Aim — Pictures aside, repeat every entry exactly.
* BEGIN *
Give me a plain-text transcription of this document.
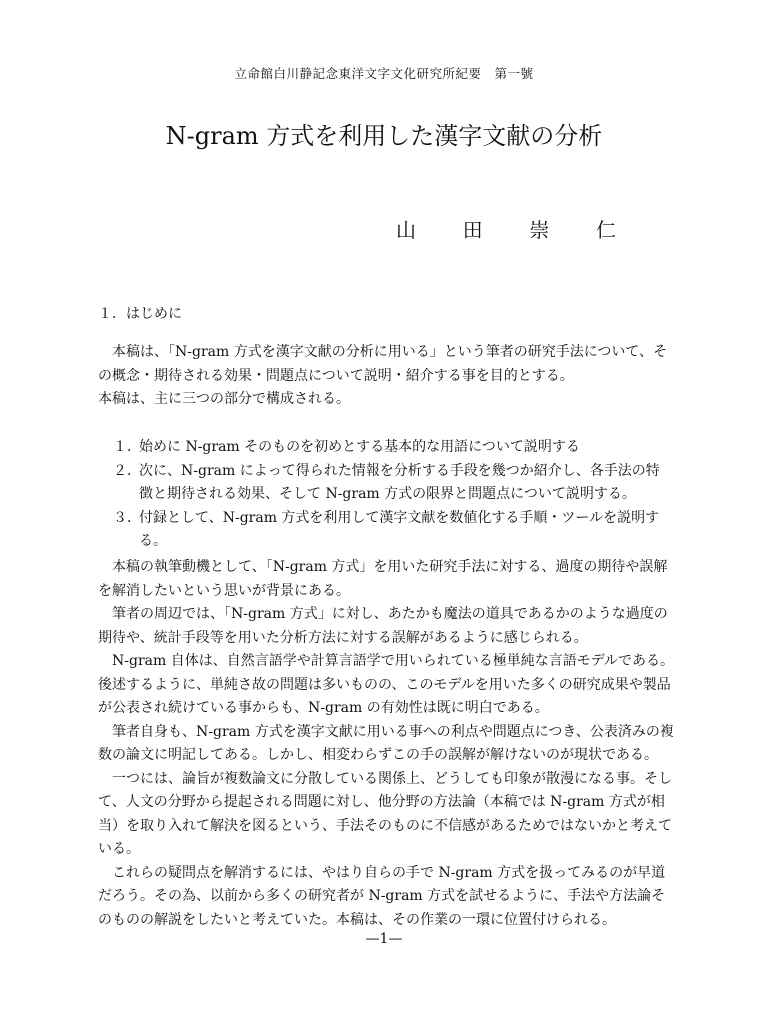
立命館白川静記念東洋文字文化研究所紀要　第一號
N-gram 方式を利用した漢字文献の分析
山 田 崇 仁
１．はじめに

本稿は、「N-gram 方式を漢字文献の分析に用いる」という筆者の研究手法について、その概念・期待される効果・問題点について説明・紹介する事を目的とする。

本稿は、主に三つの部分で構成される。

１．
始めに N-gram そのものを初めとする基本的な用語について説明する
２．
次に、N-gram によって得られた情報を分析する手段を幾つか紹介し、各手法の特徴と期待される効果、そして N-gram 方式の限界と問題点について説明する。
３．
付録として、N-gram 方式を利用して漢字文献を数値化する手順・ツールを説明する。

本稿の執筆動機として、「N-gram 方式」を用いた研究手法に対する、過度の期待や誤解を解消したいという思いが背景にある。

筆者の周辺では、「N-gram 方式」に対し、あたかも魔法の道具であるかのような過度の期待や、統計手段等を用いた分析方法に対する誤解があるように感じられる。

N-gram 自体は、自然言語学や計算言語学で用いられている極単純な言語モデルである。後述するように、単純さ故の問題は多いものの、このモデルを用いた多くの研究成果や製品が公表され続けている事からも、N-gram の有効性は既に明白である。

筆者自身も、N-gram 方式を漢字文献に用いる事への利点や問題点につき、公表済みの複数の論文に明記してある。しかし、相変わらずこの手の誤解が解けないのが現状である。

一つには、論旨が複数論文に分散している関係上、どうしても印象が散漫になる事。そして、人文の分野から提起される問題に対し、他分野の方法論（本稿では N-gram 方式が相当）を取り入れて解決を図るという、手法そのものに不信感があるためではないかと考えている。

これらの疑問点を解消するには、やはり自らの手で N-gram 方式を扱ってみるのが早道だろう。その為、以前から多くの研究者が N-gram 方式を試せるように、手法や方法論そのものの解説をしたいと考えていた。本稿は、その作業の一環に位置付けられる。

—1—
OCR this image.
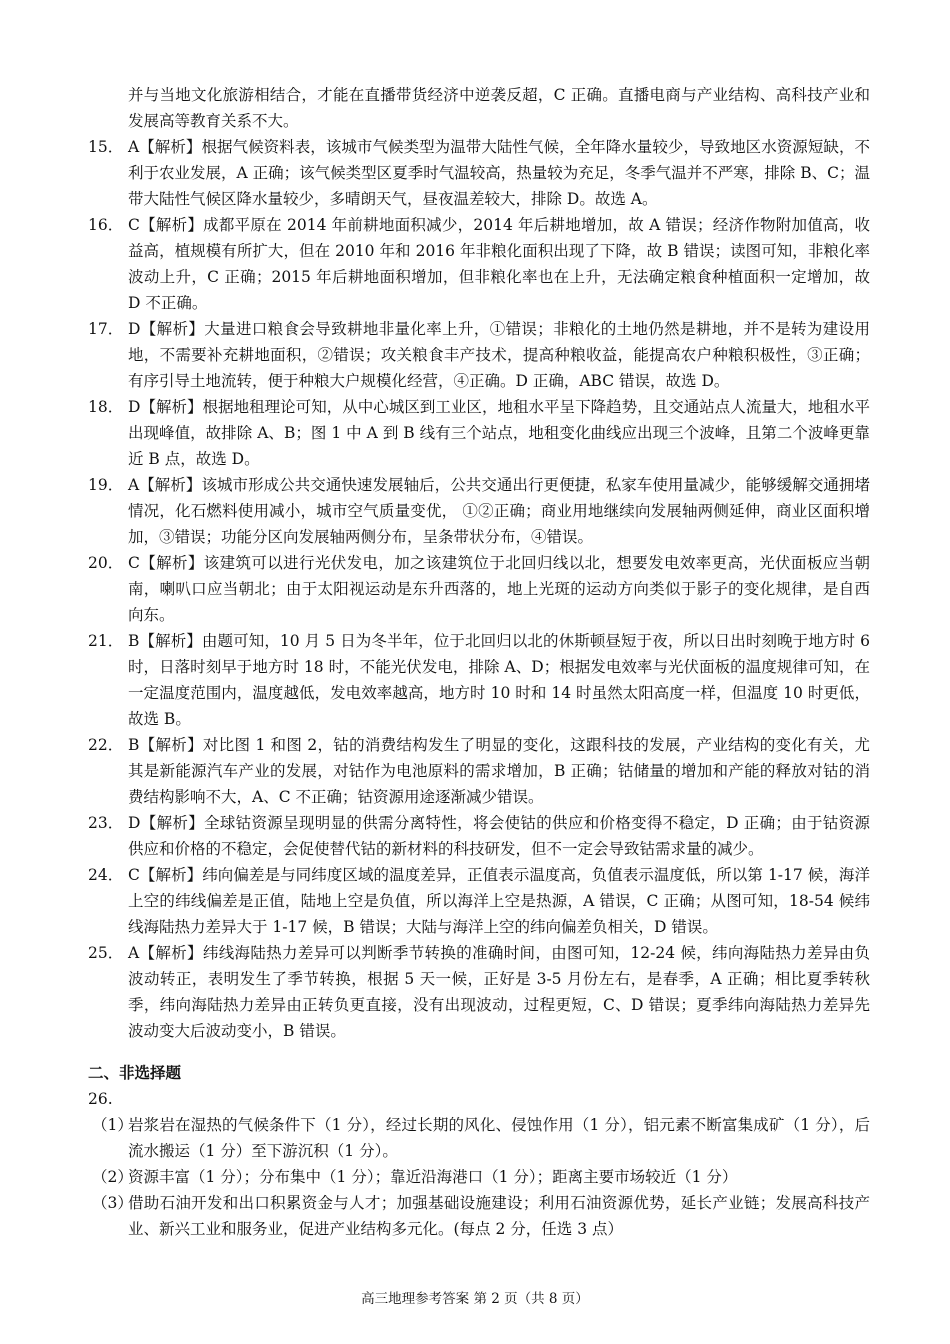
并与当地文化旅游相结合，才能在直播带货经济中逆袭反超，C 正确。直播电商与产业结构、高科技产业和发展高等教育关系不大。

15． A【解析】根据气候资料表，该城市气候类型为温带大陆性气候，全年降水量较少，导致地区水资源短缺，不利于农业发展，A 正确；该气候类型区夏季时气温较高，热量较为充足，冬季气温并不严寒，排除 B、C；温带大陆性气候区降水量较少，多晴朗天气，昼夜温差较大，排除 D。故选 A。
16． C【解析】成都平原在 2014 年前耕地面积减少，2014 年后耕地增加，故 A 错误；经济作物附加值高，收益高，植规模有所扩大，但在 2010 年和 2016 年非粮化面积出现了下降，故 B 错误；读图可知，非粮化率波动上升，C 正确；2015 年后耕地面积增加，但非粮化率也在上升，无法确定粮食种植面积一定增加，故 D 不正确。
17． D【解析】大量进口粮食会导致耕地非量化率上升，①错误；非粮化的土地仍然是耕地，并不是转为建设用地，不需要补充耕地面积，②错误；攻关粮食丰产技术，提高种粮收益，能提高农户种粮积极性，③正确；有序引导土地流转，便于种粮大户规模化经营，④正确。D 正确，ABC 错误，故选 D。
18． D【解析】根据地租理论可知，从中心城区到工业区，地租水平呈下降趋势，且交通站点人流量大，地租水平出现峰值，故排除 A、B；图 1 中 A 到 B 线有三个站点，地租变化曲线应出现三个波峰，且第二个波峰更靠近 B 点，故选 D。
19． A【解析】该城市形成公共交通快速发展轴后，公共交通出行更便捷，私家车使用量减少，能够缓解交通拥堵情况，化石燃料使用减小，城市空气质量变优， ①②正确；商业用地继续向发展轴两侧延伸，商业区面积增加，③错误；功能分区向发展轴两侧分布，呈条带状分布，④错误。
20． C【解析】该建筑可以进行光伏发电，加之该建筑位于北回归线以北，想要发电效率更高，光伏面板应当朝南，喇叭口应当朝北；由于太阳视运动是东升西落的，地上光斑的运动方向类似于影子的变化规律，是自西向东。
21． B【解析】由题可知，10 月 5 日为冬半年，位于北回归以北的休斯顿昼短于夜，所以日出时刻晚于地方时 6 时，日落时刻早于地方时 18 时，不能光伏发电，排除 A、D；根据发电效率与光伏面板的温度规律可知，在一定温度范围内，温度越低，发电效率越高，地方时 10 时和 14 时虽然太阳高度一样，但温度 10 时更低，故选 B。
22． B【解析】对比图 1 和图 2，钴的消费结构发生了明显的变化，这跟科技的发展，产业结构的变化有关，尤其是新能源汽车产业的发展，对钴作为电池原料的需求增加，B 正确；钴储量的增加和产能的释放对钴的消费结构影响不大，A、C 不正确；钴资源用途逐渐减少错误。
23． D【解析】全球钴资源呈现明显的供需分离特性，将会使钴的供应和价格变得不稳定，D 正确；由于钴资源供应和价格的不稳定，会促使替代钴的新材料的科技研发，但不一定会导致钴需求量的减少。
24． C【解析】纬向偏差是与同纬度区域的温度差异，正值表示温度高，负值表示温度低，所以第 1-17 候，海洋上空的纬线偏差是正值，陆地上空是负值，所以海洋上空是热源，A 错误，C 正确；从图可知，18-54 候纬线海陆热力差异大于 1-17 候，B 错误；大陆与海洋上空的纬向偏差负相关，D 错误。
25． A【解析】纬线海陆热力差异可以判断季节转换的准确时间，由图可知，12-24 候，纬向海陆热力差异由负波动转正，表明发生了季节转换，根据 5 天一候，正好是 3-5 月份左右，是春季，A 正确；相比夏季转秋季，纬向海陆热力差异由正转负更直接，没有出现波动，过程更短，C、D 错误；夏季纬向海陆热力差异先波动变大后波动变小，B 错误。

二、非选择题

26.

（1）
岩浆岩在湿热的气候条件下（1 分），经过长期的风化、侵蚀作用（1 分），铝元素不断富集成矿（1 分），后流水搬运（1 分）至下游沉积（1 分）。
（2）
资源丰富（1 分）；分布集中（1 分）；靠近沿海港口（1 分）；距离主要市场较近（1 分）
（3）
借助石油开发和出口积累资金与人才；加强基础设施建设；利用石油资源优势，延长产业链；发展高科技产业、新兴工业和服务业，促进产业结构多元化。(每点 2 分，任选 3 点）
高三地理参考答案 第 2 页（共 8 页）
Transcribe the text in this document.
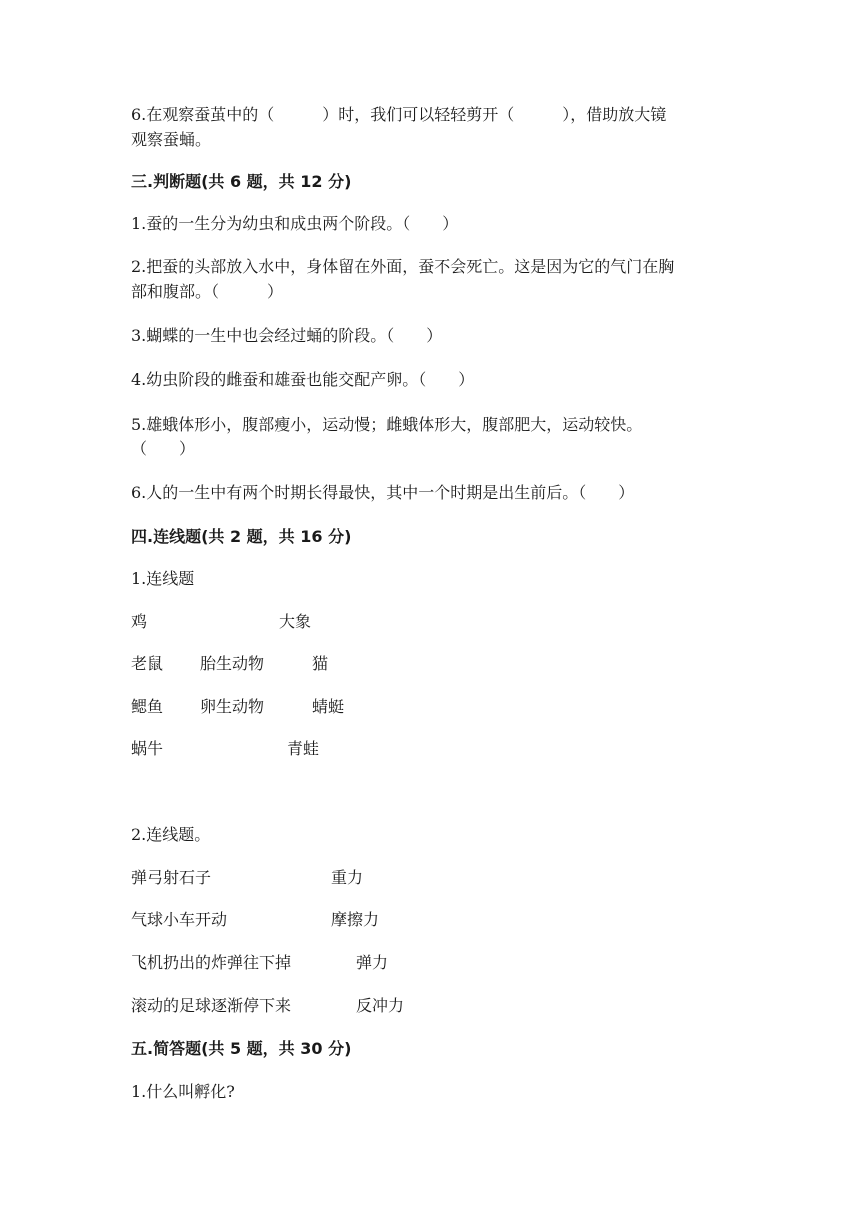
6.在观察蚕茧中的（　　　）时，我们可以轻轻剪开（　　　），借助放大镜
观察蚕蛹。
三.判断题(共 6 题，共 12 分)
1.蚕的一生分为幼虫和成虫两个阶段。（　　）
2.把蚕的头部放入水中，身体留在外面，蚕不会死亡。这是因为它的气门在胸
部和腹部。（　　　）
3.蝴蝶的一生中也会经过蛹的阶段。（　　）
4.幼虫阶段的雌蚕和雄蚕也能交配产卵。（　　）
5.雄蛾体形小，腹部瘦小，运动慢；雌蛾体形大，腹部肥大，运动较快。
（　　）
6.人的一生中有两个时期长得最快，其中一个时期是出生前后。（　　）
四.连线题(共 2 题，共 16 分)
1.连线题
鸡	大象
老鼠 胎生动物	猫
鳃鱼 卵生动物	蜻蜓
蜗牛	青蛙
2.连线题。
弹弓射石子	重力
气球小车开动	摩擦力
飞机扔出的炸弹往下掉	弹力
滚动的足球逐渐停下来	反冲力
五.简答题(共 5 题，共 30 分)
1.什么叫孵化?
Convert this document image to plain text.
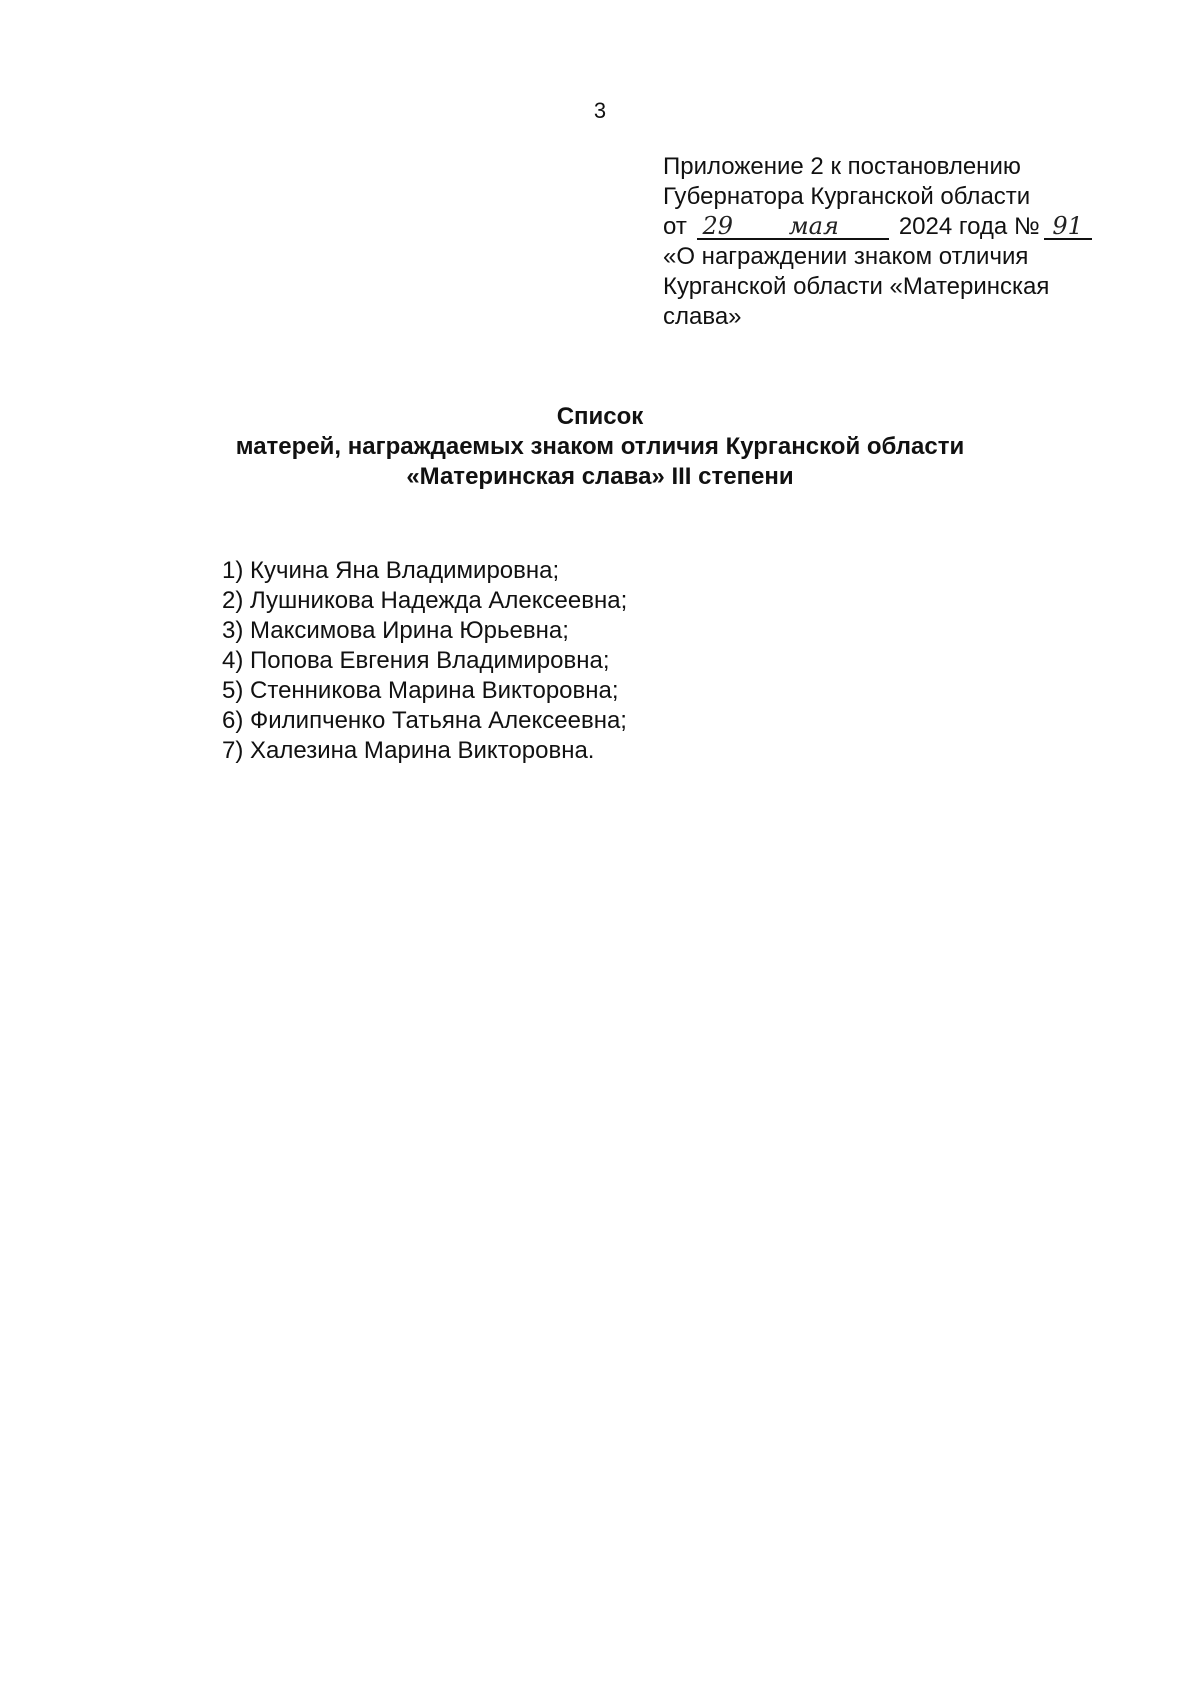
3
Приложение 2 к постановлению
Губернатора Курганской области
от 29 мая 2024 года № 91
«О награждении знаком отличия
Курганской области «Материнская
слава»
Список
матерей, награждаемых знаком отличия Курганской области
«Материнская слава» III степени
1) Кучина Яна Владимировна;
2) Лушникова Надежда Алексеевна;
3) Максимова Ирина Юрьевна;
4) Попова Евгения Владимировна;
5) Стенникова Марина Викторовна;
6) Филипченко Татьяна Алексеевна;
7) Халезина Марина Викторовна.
* END *
Result —
Give me a plain-text transcription of this document.
立命館白川静記念東洋文字文化研究所紀要　第一號
N-gram 方式を利用した漢字文献の分析
山 田 崇 仁
１．はじめに

本稿は、「N-gram 方式を漢字文献の分析に用いる」という筆者の研究手法について、その概念・期待される効果・問題点について説明・紹介する事を目的とする。

本稿は、主に三つの部分で構成される。

１．
始めに N-gram そのものを初めとする基本的な用語について説明する
２．
次に、N-gram によって得られた情報を分析する手段を幾つか紹介し、各手法の特徴と期待される効果、そして N-gram 方式の限界と問題点について説明する。
３．
付録として、N-gram 方式を利用して漢字文献を数値化する手順・ツールを説明する。

本稿の執筆動機として、「N-gram 方式」を用いた研究手法に対する、過度の期待や誤解を解消したいという思いが背景にある。

筆者の周辺では、「N-gram 方式」に対し、あたかも魔法の道具であるかのような過度の期待や、統計手段等を用いた分析方法に対する誤解があるように感じられる。

N-gram 自体は、自然言語学や計算言語学で用いられている極単純な言語モデルである。後述するように、単純さ故の問題は多いものの、このモデルを用いた多くの研究成果や製品が公表され続けている事からも、N-gram の有効性は既に明白である。

筆者自身も、N-gram 方式を漢字文献に用いる事への利点や問題点につき、公表済みの複数の論文に明記してある。しかし、相変わらずこの手の誤解が解けないのが現状である。

一つには、論旨が複数論文に分散している関係上、どうしても印象が散漫になる事。そして、人文の分野から提起される問題に対し、他分野の方法論（本稿では N-gram 方式が相当）を取り入れて解決を図るという、手法そのものに不信感があるためではないかと考えている。

これらの疑問点を解消するには、やはり自らの手で N-gram 方式を扱ってみるのが早道だろう。その為、以前から多くの研究者が N-gram 方式を試せるように、手法や方法論そのものの解説をしたいと考えていた。本稿は、その作業の一環に位置付けられる。

—1—
OCR this image.
并与当地文化旅游相结合，才能在直播带货经济中逆袭反超，C 正确。直播电商与产业结构、高科技产业和发展高等教育关系不大。

15． A【解析】根据气候资料表，该城市气候类型为温带大陆性气候，全年降水量较少，导致地区水资源短缺，不利于农业发展，A 正确；该气候类型区夏季时气温较高，热量较为充足，冬季气温并不严寒，排除 B、C；温带大陆性气候区降水量较少，多晴朗天气，昼夜温差较大，排除 D。故选 A。
16． C【解析】成都平原在 2014 年前耕地面积减少，2014 年后耕地增加，故 A 错误；经济作物附加值高，收益高，植规模有所扩大，但在 2010 年和 2016 年非粮化面积出现了下降，故 B 错误；读图可知，非粮化率波动上升，C 正确；2015 年后耕地面积增加，但非粮化率也在上升，无法确定粮食种植面积一定增加，故 D 不正确。
17． D【解析】大量进口粮食会导致耕地非量化率上升，①错误；非粮化的土地仍然是耕地，并不是转为建设用地，不需要补充耕地面积，②错误；攻关粮食丰产技术，提高种粮收益，能提高农户种粮积极性，③正确；有序引导土地流转，便于种粮大户规模化经营，④正确。D 正确，ABC 错误，故选 D。
18． D【解析】根据地租理论可知，从中心城区到工业区，地租水平呈下降趋势，且交通站点人流量大，地租水平出现峰值，故排除 A、B；图 1 中 A 到 B 线有三个站点，地租变化曲线应出现三个波峰，且第二个波峰更靠近 B 点，故选 D。
19． A【解析】该城市形成公共交通快速发展轴后，公共交通出行更便捷，私家车使用量减少，能够缓解交通拥堵情况，化石燃料使用减小，城市空气质量变优， ①②正确；商业用地继续向发展轴两侧延伸，商业区面积增加，③错误；功能分区向发展轴两侧分布，呈条带状分布，④错误。
20． C【解析】该建筑可以进行光伏发电，加之该建筑位于北回归线以北，想要发电效率更高，光伏面板应当朝南，喇叭口应当朝北；由于太阳视运动是东升西落的，地上光斑的运动方向类似于影子的变化规律，是自西向东。
21． B【解析】由题可知，10 月 5 日为冬半年，位于北回归以北的休斯顿昼短于夜，所以日出时刻晚于地方时 6 时，日落时刻早于地方时 18 时，不能光伏发电，排除 A、D；根据发电效率与光伏面板的温度规律可知，在一定温度范围内，温度越低，发电效率越高，地方时 10 时和 14 时虽然太阳高度一样，但温度 10 时更低，故选 B。
22． B【解析】对比图 1 和图 2，钴的消费结构发生了明显的变化，这跟科技的发展，产业结构的变化有关，尤其是新能源汽车产业的发展，对钴作为电池原料的需求增加，B 正确；钴储量的增加和产能的释放对钴的消费结构影响不大，A、C 不正确；钴资源用途逐渐减少错误。
23． D【解析】全球钴资源呈现明显的供需分离特性，将会使钴的供应和价格变得不稳定，D 正确；由于钴资源供应和价格的不稳定，会促使替代钴的新材料的科技研发，但不一定会导致钴需求量的减少。
24． C【解析】纬向偏差是与同纬度区域的温度差异，正值表示温度高，负值表示温度低，所以第 1-17 候，海洋上空的纬线偏差是正值，陆地上空是负值，所以海洋上空是热源，A 错误，C 正确；从图可知，18-54 候纬线海陆热力差异大于 1-17 候，B 错误；大陆与海洋上空的纬向偏差负相关，D 错误。
25． A【解析】纬线海陆热力差异可以判断季节转换的准确时间，由图可知，12-24 候，纬向海陆热力差异由负波动转正，表明发生了季节转换，根据 5 天一候，正好是 3-5 月份左右，是春季，A 正确；相比夏季转秋季，纬向海陆热力差异由正转负更直接，没有出现波动，过程更短，C、D 错误；夏季纬向海陆热力差异先波动变大后波动变小，B 错误。

二、非选择题

26.

（1）
岩浆岩在湿热的气候条件下（1 分），经过长期的风化、侵蚀作用（1 分），铝元素不断富集成矿（1 分），后流水搬运（1 分）至下游沉积（1 分）。
（2）
资源丰富（1 分）；分布集中（1 分）；靠近沿海港口（1 分）；距离主要市场较近（1 分）
（3）
借助石油开发和出口积累资金与人才；加强基础设施建设；利用石油资源优势，延长产业链；发展高科技产业、新兴工业和服务业，促进产业结构多元化。(每点 2 分，任选 3 点）
高三地理参考答案 第 2 页（共 8 页）
Transcribe the text in this document.
6.在观察蚕茧中的（　　　）时，我们可以轻轻剪开（　　　），借助放大镜
观察蚕蛹。
三.判断题(共 6 题，共 12 分)
1.蚕的一生分为幼虫和成虫两个阶段。（　　）
2.把蚕的头部放入水中，身体留在外面，蚕不会死亡。这是因为它的气门在胸
部和腹部。（　　　）
3.蝴蝶的一生中也会经过蛹的阶段。（　　）
4.幼虫阶段的雌蚕和雄蚕也能交配产卵。（　　）
5.雄蛾体形小，腹部瘦小，运动慢；雌蛾体形大，腹部肥大，运动较快。
（　　）
6.人的一生中有两个时期长得最快，其中一个时期是出生前后。（　　）
四.连线题(共 2 题，共 16 分)
1.连线题
鸡	大象
老鼠 胎生动物	猫
鳃鱼 卵生动物	蜻蜓
蜗牛	青蛙
2.连线题。
弹弓射石子	重力
气球小车开动	摩擦力
飞机扔出的炸弹往下掉	弹力
滚动的足球逐渐停下来	反冲力
五.简答题(共 5 题，共 30 分)
1.什么叫孵化?
Convert this document image to plain text.
3
Приложение 2 к постановлению
Губернатора Курганской области
от 29 мая 2024 года № 91
«О награждении знаком отличия
Курганской области «Материнская
слава»
Список
матерей, награждаемых знаком отличия Курганской области
«Материнская слава» III степени
1) Кучина Яна Владимировна;
2) Лушникова Надежда Алексеевна;
3) Максимова Ирина Юрьевна;
4) Попова Евгения Владимировна;
5) Стенникова Марина Викторовна;
6) Филипченко Татьяна Алексеевна;
7) Халезина Марина Викторовна.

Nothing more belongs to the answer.